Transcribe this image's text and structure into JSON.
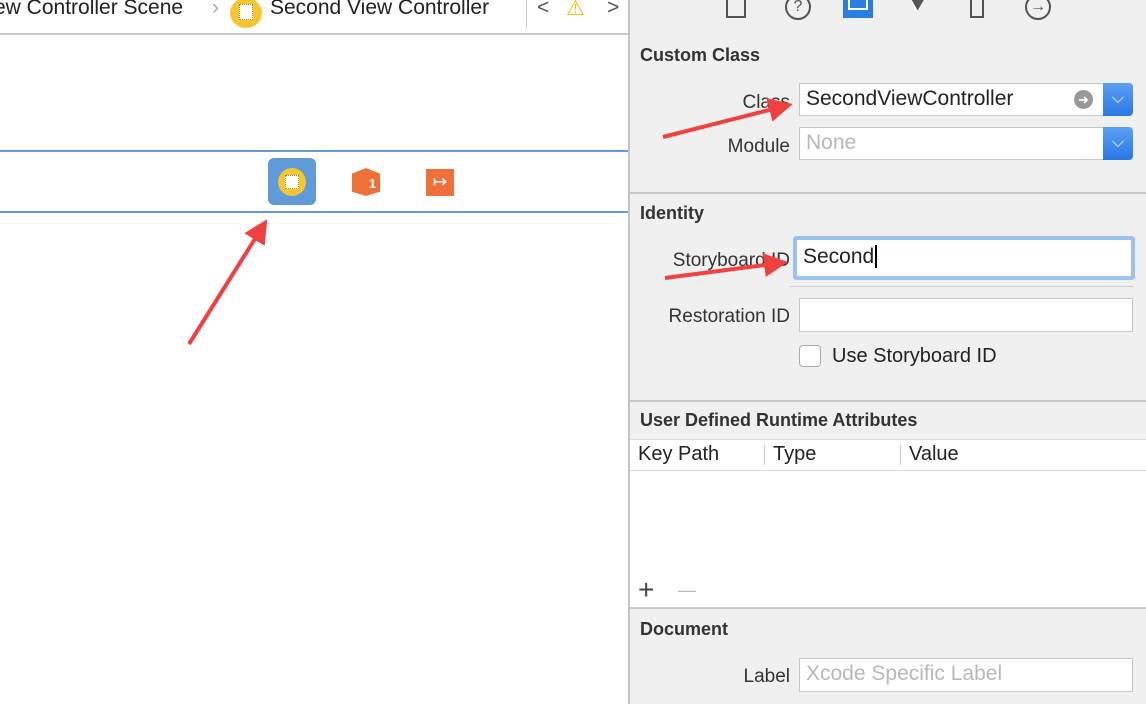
{
  "jumpbar": {
    "crumb1": "ew Controller Scene",
    "crumb2": "Second View Controller",
    "separator": "›",
    "back": "<",
    "forward": ">",
    "warning": "⚠"
  },
  "toolbar": {
    "icons": [
      "file-inspector-icon",
      "quick-help-icon",
      "identity-inspector-icon",
      "attributes-inspector-icon",
      "size-inspector-icon",
      "connections-inspector-icon"
    ],
    "selected": "identity-inspector-icon",
    "accent": "#2a7de1"
  },
  "custom_class": {
    "title": "Custom Class",
    "class_label": "Class",
    "class_value": "SecondViewController",
    "module_label": "Module",
    "module_placeholder": "None"
  },
  "identity": {
    "title": "Identity",
    "storyboard_id_label": "Storyboard ID",
    "storyboard_id_value": "Second",
    "restoration_id_label": "Restoration ID",
    "restoration_id_value": "",
    "use_storyboard_id_label": "Use Storyboard ID",
    "use_storyboard_id_checked": false
  },
  "runtime": {
    "title": "User Defined Runtime Attributes",
    "columns": [
      "Key Path",
      "Type",
      "Value"
    ],
    "add": "+",
    "remove": "—"
  },
  "document": {
    "title": "Document",
    "label_label": "Label",
    "label_placeholder": "Xcode Specific Label"
  },
  "colors": {
    "annotation_arrow": "#f04040",
    "dock_line": "#6a9bd0"
  }
}
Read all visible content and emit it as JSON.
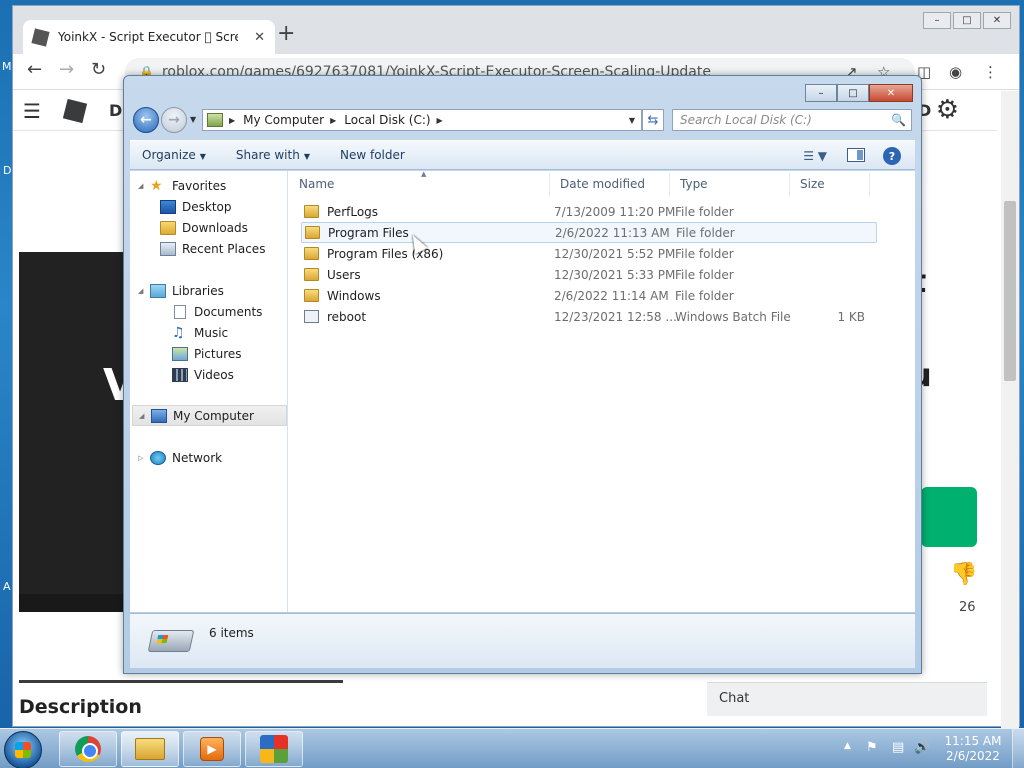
{
  "desktop": {
    "fragment_top": "M",
    "fragment_mid": "D",
    "fragment_low": "A"
  },
  "chrome": {
    "tab_title": "YoinkX - Script Executor \u0000 Screen Scaling Update",
    "tab_close": "✕",
    "new_tab": "+",
    "url": "roblox.com/games/6927637081/YoinkX-Script-Executor-Screen-Scaling-Update",
    "window_buttons": [
      "–",
      "□",
      "✕"
    ]
  },
  "roblox": {
    "header_text": "D",
    "header_right_text": "D",
    "big_text_1": "t",
    "big_text_2": "u",
    "video_letter": "V",
    "dislike_count": "26",
    "description_heading": "Description",
    "chat_label": "Chat"
  },
  "explorer": {
    "breadcrumbs": [
      "My Computer",
      "Local Disk (C:)"
    ],
    "search_placeholder": "Search Local Disk (C:)",
    "commands": {
      "organize": "Organize",
      "share_with": "Share with",
      "new_folder": "New folder"
    },
    "nav": {
      "favorites": "Favorites",
      "desktop": "Desktop",
      "downloads": "Downloads",
      "recent_places": "Recent Places",
      "libraries": "Libraries",
      "documents": "Documents",
      "music": "Music",
      "pictures": "Pictures",
      "videos": "Videos",
      "my_computer": "My Computer",
      "network": "Network"
    },
    "columns": {
      "name": "Name",
      "date_modified": "Date modified",
      "type": "Type",
      "size": "Size"
    },
    "files": [
      {
        "name": "PerfLogs",
        "date": "7/13/2009 11:20 PM",
        "type": "File folder",
        "size": "",
        "icon": "folder-icon"
      },
      {
        "name": "Program Files",
        "date": "2/6/2022 11:13 AM",
        "type": "File folder",
        "size": "",
        "icon": "folder-icon"
      },
      {
        "name": "Program Files (x86)",
        "date": "12/30/2021 5:52 PM",
        "type": "File folder",
        "size": "",
        "icon": "folder-icon"
      },
      {
        "name": "Users",
        "date": "12/30/2021 5:33 PM",
        "type": "File folder",
        "size": "",
        "icon": "folder-icon"
      },
      {
        "name": "Windows",
        "date": "2/6/2022 11:14 AM",
        "type": "File folder",
        "size": "",
        "icon": "folder-icon"
      },
      {
        "name": "reboot",
        "date": "12/23/2021 12:58 ...",
        "type": "Windows Batch File",
        "size": "1 KB",
        "icon": "batch-file-icon"
      }
    ],
    "status": "6 items",
    "hovered_row": "Program Files"
  },
  "taskbar": {
    "clock_time": "11:15 AM",
    "clock_date": "2/6/2022",
    "pinned": [
      "chrome-icon",
      "explorer-icon",
      "media-player-icon",
      "avg-icon"
    ]
  }
}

----------

What this task involves
Transcribe the records above exactly, leaving out every picture.

Exercise response
Transcribe this image's text and structure into JSON.
{
  "jumpbar": {
    "crumb1": "ew Controller Scene",
    "crumb2": "Second View Controller",
    "separator": "›",
    "back": "<",
    "forward": ">",
    "warning": "⚠"
  },
  "toolbar": {
    "icons": [
      "file-inspector-icon",
      "quick-help-icon",
      "identity-inspector-icon",
      "attributes-inspector-icon",
      "size-inspector-icon",
      "connections-inspector-icon"
    ],
    "selected": "identity-inspector-icon",
    "accent": "#2a7de1"
  },
  "custom_class": {
    "title": "Custom Class",
    "class_label": "Class",
    "class_value": "SecondViewController",
    "module_label": "Module",
    "module_placeholder": "None"
  },
  "identity": {
    "title": "Identity",
    "storyboard_id_label": "Storyboard ID",
    "storyboard_id_value": "Second",
    "restoration_id_label": "Restoration ID",
    "restoration_id_value": "",
    "use_storyboard_id_label": "Use Storyboard ID",
    "use_storyboard_id_checked": false
  },
  "runtime": {
    "title": "User Defined Runtime Attributes",
    "columns": [
      "Key Path",
      "Type",
      "Value"
    ],
    "add": "+",
    "remove": "—"
  },
  "document": {
    "title": "Document",
    "label_label": "Label",
    "label_placeholder": "Xcode Specific Label"
  },
  "colors": {
    "annotation_arrow": "#f04040",
    "dock_line": "#6a9bd0"
  }
}
Read all visible content and emit it as JSON.
{
  "desktop": {
    "fragment_top": "M",
    "fragment_mid": "D",
    "fragment_low": "A"
  },
  "chrome": {
    "tab_title": "YoinkX - Script Executor \u0000 Screen Scaling Update",
    "tab_close": "✕",
    "new_tab": "+",
    "url": "roblox.com/games/6927637081/YoinkX-Script-Executor-Screen-Scaling-Update",
    "window_buttons": [
      "–",
      "□",
      "✕"
    ]
  },
  "roblox": {
    "header_text": "D",
    "header_right_text": "D",
    "big_text_1": "t",
    "big_text_2": "u",
    "video_letter": "V",
    "dislike_count": "26",
    "description_heading": "Description",
    "chat_label": "Chat"
  },
  "explorer": {
    "breadcrumbs": [
      "My Computer",
      "Local Disk (C:)"
    ],
    "search_placeholder": "Search Local Disk (C:)",
    "commands": {
      "organize": "Organize",
      "share_with": "Share with",
      "new_folder": "New folder"
    },
    "nav": {
      "favorites": "Favorites",
      "desktop": "Desktop",
      "downloads": "Downloads",
      "recent_places": "Recent Places",
      "libraries": "Libraries",
      "documents": "Documents",
      "music": "Music",
      "pictures": "Pictures",
      "videos": "Videos",
      "my_computer": "My Computer",
      "network": "Network"
    },
    "columns": {
      "name": "Name",
      "date_modified": "Date modified",
      "type": "Type",
      "size": "Size"
    },
    "files": [
      {
        "name": "PerfLogs",
        "date": "7/13/2009 11:20 PM",
        "type": "File folder",
        "size": "",
        "icon": "folder-icon"
      },
      {
        "name": "Program Files",
        "date": "2/6/2022 11:13 AM",
        "type": "File folder",
        "size": "",
        "icon": "folder-icon"
      },
      {
        "name": "Program Files (x86)",
        "date": "12/30/2021 5:52 PM",
        "type": "File folder",
        "size": "",
        "icon": "folder-icon"
      },
      {
        "name": "Users",
        "date": "12/30/2021 5:33 PM",
        "type": "File folder",
        "size": "",
        "icon": "folder-icon"
      },
      {
        "name": "Windows",
        "date": "2/6/2022 11:14 AM",
        "type": "File folder",
        "size": "",
        "icon": "folder-icon"
      },
      {
        "name": "reboot",
        "date": "12/23/2021 12:58 ...",
        "type": "Windows Batch File",
        "size": "1 KB",
        "icon": "batch-file-icon"
      }
    ],
    "status": "6 items",
    "hovered_row": "Program Files"
  },
  "taskbar": {
    "clock_time": "11:15 AM",
    "clock_date": "2/6/2022",
    "pinned": [
      "chrome-icon",
      "explorer-icon",
      "media-player-icon",
      "avg-icon"
    ]
  }
}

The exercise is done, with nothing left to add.